## Begin SUPPLIED RECORDS

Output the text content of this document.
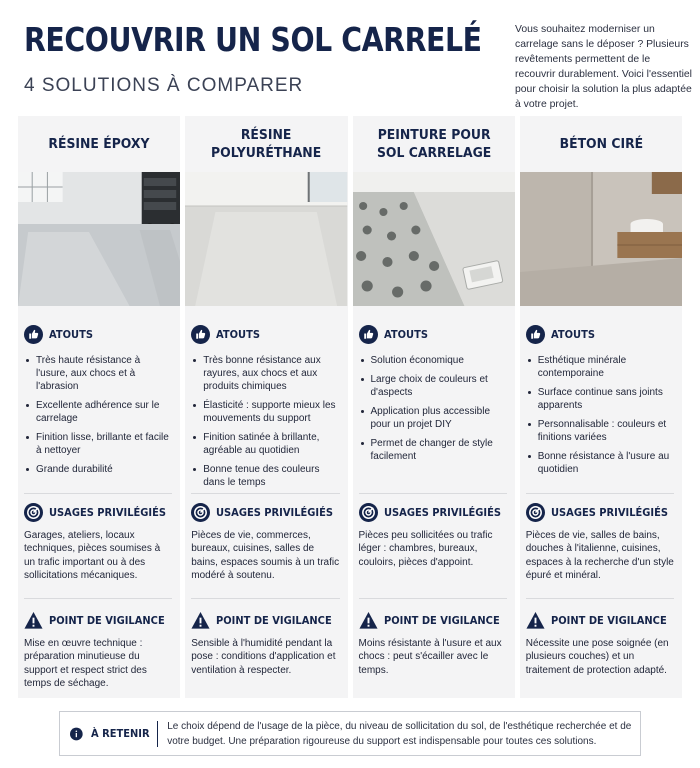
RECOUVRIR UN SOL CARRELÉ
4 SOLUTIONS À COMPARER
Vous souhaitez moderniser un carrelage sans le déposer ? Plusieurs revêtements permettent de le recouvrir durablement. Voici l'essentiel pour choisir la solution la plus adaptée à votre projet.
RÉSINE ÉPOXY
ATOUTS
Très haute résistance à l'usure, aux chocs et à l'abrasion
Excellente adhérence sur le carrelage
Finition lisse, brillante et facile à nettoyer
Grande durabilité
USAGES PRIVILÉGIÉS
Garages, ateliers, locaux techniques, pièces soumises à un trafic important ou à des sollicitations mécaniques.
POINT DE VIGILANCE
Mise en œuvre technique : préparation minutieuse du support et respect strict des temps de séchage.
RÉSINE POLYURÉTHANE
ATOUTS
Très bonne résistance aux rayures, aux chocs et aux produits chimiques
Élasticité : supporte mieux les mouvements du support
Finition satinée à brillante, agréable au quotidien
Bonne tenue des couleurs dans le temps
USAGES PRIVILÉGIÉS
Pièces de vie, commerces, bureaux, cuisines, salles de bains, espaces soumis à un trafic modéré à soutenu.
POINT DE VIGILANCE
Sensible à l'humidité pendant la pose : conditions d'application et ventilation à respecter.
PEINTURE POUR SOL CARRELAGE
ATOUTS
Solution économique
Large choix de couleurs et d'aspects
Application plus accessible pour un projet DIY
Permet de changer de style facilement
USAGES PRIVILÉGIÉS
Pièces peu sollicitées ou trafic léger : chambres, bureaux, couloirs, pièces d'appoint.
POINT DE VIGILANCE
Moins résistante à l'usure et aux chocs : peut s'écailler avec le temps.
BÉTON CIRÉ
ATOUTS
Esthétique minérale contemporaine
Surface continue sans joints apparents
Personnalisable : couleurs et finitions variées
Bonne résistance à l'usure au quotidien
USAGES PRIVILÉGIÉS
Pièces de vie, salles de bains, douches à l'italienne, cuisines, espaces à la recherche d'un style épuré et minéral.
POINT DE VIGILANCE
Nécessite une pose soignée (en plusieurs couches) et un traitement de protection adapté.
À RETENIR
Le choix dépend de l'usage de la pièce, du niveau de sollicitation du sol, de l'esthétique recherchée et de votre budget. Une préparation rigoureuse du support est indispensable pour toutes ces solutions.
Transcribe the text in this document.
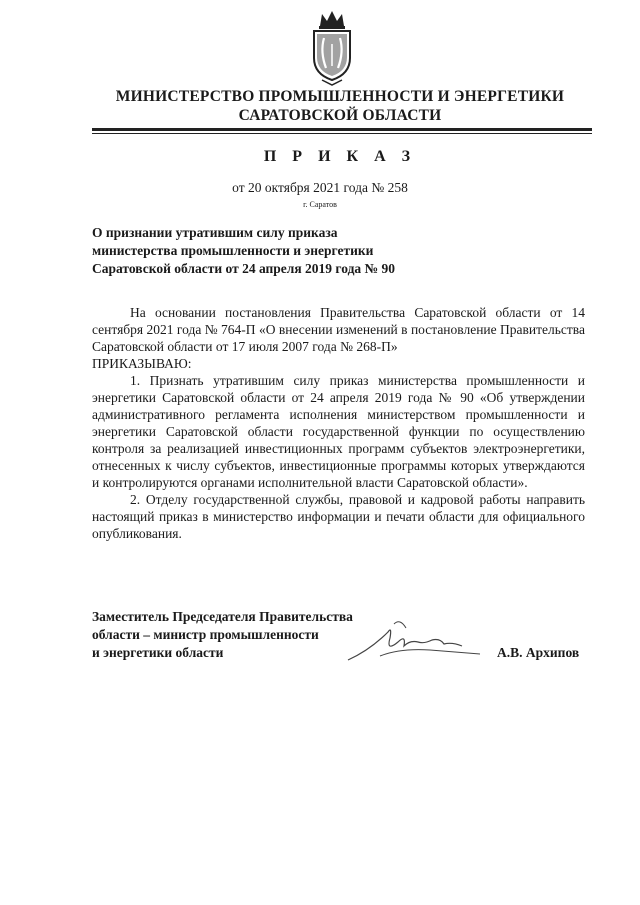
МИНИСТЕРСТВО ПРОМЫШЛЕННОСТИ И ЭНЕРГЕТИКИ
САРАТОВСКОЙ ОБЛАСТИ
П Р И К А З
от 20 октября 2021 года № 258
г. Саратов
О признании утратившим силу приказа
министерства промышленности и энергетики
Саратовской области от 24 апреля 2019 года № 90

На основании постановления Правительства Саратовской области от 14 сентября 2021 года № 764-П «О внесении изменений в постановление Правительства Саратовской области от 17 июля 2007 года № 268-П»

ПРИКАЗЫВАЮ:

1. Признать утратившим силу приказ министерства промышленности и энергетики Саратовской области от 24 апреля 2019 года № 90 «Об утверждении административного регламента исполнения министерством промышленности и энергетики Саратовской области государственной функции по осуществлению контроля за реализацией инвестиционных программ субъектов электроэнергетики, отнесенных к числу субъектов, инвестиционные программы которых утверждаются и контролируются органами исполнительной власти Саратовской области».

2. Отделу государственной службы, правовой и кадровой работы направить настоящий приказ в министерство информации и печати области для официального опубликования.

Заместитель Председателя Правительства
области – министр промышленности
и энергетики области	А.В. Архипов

## End SUPPLIED RECORDS

» **PROMPT**
Pull every line containing "usure" from the data.

» **FINAL RESULT**
Très haute résistance à l'usure, aux chocs et à l'abrasion
Moins résistante à l'usure et aux chocs : peut s'écailler avec le temps.
Bonne résistance à l'usure au quotidien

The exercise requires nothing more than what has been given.